- [Exercise]:
Every record below should be printed exactly as it appears.

Dataset entries on figures

## Begin

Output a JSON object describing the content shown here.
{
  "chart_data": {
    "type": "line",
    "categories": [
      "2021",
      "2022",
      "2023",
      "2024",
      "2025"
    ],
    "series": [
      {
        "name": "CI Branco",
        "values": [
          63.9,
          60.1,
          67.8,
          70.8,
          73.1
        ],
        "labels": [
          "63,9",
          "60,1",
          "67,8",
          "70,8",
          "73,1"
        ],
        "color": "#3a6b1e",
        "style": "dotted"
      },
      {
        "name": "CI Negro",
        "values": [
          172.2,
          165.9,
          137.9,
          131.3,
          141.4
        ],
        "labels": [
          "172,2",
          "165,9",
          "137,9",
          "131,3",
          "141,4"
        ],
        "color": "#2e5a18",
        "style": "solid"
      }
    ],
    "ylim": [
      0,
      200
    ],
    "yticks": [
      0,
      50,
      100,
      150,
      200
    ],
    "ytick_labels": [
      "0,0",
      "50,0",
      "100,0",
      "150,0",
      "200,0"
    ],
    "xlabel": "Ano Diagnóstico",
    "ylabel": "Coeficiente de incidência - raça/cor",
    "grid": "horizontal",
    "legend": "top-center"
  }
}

## End

- [Solution for this task]:
Output a JSON object describing the content shown here.
{
  "chart_data": {
    "type": "line",
    "categories": [
      "2021",
      "2022",
      "2023",
      "2024",
      "2025"
    ],
    "series": [
      {
        "name": "CI Branco",
        "values": [
          63.9,
          60.1,
          67.8,
          70.8,
          73.1
        ],
        "labels": [
          "63,9",
          "60,1",
          "67,8",
          "70,8",
          "73,1"
        ],
        "color": "#3a6b1e",
        "style": "dotted"
      },
      {
        "name": "CI Negro",
        "values": [
          172.2,
          165.9,
          137.9,
          131.3,
          141.4
        ],
        "labels": [
          "172,2",
          "165,9",
          "137,9",
          "131,3",
          "141,4"
        ],
        "color": "#2e5a18",
        "style": "solid"
      }
    ],
    "ylim": [
      0,
      200
    ],
    "yticks": [
      0,
      50,
      100,
      150,
      200
    ],
    "ytick_labels": [
      "0,0",
      "50,0",
      "100,0",
      "150,0",
      "200,0"
    ],
    "xlabel": "Ano Diagnóstico",
    "ylabel": "Coeficiente de incidência - raça/cor",
    "grid": "horizontal",
    "legend": "top-center"
  }
}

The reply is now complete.